Exercise description: Scan the lines below for the word "Kingdom". Copy each line you find it in.

Entries from a dataset
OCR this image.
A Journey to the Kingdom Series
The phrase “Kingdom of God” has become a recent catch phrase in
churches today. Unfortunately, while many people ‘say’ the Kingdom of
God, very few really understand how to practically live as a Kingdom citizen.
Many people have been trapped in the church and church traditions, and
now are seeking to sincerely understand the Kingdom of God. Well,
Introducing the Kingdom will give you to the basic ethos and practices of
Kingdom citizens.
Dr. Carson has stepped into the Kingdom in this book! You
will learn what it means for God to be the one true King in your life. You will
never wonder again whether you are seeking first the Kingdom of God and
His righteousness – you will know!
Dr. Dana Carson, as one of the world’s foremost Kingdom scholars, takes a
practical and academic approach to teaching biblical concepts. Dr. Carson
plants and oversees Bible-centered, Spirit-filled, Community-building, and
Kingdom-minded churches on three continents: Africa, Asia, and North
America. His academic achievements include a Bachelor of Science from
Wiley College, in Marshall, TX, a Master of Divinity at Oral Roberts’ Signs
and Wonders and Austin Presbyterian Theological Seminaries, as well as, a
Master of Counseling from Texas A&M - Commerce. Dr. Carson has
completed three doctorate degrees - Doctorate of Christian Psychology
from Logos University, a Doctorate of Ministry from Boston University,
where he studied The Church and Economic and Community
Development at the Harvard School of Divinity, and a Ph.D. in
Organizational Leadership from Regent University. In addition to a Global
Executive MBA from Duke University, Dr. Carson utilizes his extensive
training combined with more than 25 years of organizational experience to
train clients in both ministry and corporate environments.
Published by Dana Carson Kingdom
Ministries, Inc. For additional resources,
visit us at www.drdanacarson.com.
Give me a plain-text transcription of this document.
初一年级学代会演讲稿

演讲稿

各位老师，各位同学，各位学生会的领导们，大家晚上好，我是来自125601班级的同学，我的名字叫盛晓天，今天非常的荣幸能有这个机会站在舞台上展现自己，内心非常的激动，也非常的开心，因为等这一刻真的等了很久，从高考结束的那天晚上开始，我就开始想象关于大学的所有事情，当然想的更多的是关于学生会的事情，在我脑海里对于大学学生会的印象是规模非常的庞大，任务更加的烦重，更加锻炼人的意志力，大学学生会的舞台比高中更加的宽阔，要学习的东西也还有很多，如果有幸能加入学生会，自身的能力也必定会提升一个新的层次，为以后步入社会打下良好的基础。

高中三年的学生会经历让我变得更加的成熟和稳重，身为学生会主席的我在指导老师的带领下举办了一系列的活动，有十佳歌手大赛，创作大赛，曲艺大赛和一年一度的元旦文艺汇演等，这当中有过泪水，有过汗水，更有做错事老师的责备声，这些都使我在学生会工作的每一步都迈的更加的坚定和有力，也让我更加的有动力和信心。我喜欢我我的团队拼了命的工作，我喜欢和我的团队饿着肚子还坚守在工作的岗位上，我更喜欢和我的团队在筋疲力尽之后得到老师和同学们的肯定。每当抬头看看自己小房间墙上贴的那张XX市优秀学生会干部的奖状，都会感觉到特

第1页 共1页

Task solution:
A Journey to the Kingdom Series
The phrase “Kingdom of God” has become a recent catch phrase in
churches today. Unfortunately, while many people ‘say’ the Kingdom of
God, very few really understand how to practically live as a Kingdom citizen.
now are seeking to sincerely understand the Kingdom of God. Well,
Introducing the Kingdom will give you to the basic ethos and practices of
Kingdom citizens.
Dr. Carson has stepped into the Kingdom in this book! You
never wonder again whether you are seeking first the Kingdom of God and
Dr. Dana Carson, as one of the world’s foremost Kingdom scholars, takes a
Kingdom-minded churches on three continents: Africa, Asia, and North
Published by Dana Carson Kingdom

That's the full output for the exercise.